Exercise prompt | Output all of the entries below precisely as written.

Items from a data source
________
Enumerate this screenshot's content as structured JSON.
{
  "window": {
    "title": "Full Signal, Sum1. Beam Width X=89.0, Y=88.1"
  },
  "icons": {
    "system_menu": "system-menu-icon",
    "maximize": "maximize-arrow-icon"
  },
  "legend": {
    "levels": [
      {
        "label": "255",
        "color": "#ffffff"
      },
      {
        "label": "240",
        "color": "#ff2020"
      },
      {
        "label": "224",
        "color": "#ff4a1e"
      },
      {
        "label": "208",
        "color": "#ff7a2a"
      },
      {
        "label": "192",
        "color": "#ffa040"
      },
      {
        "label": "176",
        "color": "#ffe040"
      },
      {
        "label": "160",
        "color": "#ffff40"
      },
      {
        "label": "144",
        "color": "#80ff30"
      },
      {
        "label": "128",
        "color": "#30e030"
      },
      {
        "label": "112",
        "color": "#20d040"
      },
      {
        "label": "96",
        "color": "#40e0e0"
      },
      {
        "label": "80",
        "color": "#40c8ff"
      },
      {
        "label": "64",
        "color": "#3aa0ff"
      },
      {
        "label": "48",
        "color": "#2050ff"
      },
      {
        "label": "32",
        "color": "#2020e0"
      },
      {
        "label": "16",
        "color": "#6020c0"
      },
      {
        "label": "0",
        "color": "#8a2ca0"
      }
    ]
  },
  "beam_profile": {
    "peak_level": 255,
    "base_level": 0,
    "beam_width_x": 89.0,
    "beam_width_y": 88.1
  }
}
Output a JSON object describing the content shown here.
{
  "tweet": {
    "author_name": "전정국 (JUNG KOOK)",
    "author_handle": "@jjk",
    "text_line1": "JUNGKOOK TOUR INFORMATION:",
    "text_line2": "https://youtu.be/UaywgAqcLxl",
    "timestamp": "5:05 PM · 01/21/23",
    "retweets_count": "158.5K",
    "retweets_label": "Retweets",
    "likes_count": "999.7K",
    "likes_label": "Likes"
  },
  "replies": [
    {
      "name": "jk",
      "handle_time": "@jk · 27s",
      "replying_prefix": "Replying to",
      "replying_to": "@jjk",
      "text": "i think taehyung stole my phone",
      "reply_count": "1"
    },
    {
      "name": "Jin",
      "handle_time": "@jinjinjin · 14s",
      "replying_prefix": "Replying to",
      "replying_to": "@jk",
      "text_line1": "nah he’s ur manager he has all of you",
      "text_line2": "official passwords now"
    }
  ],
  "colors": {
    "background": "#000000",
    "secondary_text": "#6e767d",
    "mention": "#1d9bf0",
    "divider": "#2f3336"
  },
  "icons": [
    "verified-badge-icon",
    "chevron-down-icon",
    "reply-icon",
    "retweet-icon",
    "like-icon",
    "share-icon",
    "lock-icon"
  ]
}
________
Correct result |
Enumerate this screenshot's content as structured JSON.
{
  "window": {
    "title": "Full Signal, Sum1. Beam Width X=89.0, Y=88.1"
  },
  "icons": {
    "system_menu": "system-menu-icon",
    "maximize": "maximize-arrow-icon"
  },
  "legend": {
    "levels": [
      {
        "label": "255",
        "color": "#ffffff"
      },
      {
        "label": "240",
        "color": "#ff2020"
      },
      {
        "label": "224",
        "color": "#ff4a1e"
      },
      {
        "label": "208",
        "color": "#ff7a2a"
      },
      {
        "label": "192",
        "color": "#ffa040"
      },
      {
        "label": "176",
        "color": "#ffe040"
      },
      {
        "label": "160",
        "color": "#ffff40"
      },
      {
        "label": "144",
        "color": "#80ff30"
      },
      {
        "label": "128",
        "color": "#30e030"
      },
      {
        "label": "112",
        "color": "#20d040"
      },
      {
        "label": "96",
        "color": "#40e0e0"
      },
      {
        "label": "80",
        "color": "#40c8ff"
      },
      {
        "label": "64",
        "color": "#3aa0ff"
      },
      {
        "label": "48",
        "color": "#2050ff"
      },
      {
        "label": "32",
        "color": "#2020e0"
      },
      {
        "label": "16",
        "color": "#6020c0"
      },
      {
        "label": "0",
        "color": "#8a2ca0"
      }
    ]
  },
  "beam_profile": {
    "peak_level": 255,
    "base_level": 0,
    "beam_width_x": 89.0,
    "beam_width_y": 88.1
  }
}
Output a JSON object describing the content shown here.
{
  "tweet": {
    "author_name": "전정국 (JUNG KOOK)",
    "author_handle": "@jjk",
    "text_line1": "JUNGKOOK TOUR INFORMATION:",
    "text_line2": "https://youtu.be/UaywgAqcLxl",
    "timestamp": "5:05 PM · 01/21/23",
    "retweets_count": "158.5K",
    "retweets_label": "Retweets",
    "likes_count": "999.7K",
    "likes_label": "Likes"
  },
  "replies": [
    {
      "name": "jk",
      "handle_time": "@jk · 27s",
      "replying_prefix": "Replying to",
      "replying_to": "@jjk",
      "text": "i think taehyung stole my phone",
      "reply_count": "1"
    },
    {
      "name": "Jin",
      "handle_time": "@jinjinjin · 14s",
      "replying_prefix": "Replying to",
      "replying_to": "@jk",
      "text_line1": "nah he’s ur manager he has all of you",
      "text_line2": "official passwords now"
    }
  ],
  "colors": {
    "background": "#000000",
    "secondary_text": "#6e767d",
    "mention": "#1d9bf0",
    "divider": "#2f3336"
  },
  "icons": [
    "verified-badge-icon",
    "chevron-down-icon",
    "reply-icon",
    "retweet-icon",
    "like-icon",
    "share-icon",
    "lock-icon"
  ]
}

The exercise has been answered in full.